- **Given data**
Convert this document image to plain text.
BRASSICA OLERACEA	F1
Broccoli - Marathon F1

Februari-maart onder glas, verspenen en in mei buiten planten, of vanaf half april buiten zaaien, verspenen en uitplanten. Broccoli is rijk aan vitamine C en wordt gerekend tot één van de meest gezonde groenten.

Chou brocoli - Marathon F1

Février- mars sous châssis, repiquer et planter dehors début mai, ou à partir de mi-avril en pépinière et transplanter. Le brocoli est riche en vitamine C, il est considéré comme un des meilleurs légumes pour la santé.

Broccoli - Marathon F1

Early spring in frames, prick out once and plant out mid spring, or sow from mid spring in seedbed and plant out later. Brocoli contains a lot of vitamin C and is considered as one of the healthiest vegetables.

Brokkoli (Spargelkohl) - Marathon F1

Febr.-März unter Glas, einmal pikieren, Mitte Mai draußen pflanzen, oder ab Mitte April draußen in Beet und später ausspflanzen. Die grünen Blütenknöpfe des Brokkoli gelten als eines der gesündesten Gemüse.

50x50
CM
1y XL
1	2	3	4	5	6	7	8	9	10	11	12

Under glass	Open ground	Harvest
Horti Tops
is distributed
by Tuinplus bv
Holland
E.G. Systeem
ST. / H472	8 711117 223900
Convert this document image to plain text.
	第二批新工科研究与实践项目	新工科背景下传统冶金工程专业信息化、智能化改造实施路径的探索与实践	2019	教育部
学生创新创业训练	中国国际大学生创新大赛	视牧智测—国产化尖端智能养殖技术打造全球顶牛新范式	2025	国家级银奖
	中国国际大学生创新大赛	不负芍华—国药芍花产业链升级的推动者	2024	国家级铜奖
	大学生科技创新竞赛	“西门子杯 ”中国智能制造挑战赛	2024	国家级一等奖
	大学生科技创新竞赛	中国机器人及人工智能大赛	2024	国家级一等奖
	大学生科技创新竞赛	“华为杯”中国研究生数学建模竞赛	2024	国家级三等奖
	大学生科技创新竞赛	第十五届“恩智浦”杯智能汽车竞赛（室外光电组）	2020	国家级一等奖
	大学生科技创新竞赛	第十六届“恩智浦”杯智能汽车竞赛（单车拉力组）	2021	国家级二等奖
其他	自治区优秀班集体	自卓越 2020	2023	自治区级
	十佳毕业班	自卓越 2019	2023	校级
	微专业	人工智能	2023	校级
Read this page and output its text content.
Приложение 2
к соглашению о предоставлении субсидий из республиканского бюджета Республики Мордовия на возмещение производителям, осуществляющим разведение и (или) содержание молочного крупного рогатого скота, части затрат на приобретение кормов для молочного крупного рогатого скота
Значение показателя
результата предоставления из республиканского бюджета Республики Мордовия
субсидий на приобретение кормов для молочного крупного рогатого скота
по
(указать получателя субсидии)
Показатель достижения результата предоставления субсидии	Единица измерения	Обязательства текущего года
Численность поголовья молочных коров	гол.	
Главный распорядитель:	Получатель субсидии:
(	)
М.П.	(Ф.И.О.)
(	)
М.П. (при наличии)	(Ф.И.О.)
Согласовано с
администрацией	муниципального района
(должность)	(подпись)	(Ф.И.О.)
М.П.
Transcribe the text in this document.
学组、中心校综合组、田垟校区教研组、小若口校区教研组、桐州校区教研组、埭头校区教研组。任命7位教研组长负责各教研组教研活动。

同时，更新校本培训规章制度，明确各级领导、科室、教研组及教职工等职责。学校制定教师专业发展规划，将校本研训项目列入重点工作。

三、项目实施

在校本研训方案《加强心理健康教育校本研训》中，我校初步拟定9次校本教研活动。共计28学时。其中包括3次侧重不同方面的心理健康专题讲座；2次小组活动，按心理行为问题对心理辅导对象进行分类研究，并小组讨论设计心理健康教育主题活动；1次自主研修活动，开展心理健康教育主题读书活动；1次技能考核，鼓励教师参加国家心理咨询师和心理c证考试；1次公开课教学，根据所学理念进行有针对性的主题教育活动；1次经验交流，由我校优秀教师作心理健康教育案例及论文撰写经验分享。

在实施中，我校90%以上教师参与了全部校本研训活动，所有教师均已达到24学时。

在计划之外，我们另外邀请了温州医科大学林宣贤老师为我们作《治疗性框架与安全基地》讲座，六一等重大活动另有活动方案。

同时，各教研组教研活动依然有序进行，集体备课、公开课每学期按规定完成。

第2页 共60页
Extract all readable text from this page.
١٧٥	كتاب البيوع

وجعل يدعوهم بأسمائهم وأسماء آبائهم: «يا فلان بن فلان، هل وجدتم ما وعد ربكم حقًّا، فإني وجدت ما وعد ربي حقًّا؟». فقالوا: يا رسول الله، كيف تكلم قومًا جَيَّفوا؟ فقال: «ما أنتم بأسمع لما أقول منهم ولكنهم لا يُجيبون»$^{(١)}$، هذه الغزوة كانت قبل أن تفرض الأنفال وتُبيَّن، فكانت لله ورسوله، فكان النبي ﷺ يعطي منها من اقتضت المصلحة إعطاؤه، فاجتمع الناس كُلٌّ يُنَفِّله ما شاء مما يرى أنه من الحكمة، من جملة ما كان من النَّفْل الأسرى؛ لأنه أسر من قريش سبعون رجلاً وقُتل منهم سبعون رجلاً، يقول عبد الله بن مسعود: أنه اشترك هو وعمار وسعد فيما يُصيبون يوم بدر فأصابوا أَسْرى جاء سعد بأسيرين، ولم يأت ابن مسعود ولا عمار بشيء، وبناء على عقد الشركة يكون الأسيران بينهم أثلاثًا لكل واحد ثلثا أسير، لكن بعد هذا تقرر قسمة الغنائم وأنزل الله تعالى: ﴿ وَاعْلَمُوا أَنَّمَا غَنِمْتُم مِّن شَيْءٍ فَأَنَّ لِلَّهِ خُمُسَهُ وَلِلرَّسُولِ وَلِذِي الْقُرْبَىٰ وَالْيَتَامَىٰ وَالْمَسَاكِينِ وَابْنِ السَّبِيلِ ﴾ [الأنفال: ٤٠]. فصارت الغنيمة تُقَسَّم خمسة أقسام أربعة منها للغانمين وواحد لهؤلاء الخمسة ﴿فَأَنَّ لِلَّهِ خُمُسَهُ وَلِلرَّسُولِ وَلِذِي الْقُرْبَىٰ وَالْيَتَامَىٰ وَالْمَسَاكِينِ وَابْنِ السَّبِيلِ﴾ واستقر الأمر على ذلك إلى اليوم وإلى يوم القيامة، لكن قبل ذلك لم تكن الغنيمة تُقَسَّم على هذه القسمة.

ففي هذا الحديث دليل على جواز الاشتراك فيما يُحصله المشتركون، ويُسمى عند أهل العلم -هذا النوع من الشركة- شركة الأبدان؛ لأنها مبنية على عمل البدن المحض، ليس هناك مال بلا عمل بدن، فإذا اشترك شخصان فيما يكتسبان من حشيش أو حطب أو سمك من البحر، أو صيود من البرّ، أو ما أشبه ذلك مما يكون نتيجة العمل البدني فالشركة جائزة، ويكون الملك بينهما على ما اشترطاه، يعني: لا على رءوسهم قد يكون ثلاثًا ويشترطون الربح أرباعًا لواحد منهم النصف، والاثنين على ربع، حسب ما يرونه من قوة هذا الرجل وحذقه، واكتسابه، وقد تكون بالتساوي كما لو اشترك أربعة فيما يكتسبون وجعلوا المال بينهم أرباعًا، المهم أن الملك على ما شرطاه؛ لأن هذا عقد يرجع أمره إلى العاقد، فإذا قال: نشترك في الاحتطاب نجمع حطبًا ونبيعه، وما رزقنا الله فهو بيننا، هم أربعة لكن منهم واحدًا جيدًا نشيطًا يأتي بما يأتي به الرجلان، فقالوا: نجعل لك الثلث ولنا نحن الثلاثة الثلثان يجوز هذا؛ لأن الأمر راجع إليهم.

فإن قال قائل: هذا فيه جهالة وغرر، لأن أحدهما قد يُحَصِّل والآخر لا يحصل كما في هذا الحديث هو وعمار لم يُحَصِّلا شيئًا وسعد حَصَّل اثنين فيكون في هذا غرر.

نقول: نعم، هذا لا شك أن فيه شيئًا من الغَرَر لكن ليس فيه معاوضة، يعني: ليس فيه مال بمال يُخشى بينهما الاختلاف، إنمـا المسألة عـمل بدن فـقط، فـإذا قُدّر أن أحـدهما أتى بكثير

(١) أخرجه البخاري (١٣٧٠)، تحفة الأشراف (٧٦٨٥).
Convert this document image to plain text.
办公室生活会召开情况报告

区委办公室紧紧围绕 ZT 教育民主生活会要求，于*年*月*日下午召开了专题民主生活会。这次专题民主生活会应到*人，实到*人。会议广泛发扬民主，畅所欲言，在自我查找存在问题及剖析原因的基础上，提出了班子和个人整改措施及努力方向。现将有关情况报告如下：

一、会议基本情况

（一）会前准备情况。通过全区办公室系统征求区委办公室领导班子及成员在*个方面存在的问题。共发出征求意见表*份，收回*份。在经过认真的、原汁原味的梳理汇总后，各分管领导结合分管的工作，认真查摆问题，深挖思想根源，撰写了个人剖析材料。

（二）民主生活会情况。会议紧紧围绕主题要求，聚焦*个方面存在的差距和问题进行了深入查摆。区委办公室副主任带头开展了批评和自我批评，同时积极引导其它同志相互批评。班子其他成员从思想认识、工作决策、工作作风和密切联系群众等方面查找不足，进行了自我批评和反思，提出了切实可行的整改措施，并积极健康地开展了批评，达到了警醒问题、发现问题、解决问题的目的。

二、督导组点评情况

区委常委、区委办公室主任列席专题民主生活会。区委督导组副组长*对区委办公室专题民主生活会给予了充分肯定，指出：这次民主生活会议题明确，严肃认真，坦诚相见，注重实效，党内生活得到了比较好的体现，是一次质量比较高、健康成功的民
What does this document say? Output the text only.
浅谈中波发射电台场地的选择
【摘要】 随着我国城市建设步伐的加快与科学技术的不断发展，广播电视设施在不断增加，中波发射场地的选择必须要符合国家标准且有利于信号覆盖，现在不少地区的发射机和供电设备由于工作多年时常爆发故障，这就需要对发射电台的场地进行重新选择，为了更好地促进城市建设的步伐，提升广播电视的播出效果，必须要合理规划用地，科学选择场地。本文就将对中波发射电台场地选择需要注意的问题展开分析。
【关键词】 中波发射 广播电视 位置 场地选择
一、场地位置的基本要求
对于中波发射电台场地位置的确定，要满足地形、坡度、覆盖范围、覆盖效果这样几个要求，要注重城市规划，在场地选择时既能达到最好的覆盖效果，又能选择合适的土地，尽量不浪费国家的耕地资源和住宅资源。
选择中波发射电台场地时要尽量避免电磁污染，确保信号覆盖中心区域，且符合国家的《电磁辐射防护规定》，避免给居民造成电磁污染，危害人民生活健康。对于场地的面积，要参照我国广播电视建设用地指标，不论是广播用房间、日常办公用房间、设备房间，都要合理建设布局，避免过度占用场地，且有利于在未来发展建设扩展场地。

- **Challenge**
Using the listing above, pick out each line that contains the word "кормов", then copy it.

- **The output**
к соглашению о предоставлении субсидий из республиканского бюджета Республики Мордовия на возмещение производителям, осуществляющим разведение и (или) содержание молочного крупного рогатого скота, части затрат на приобретение кормов для молочного крупного рогатого скота
субсидий на приобретение кормов для молочного крупного рогатого скота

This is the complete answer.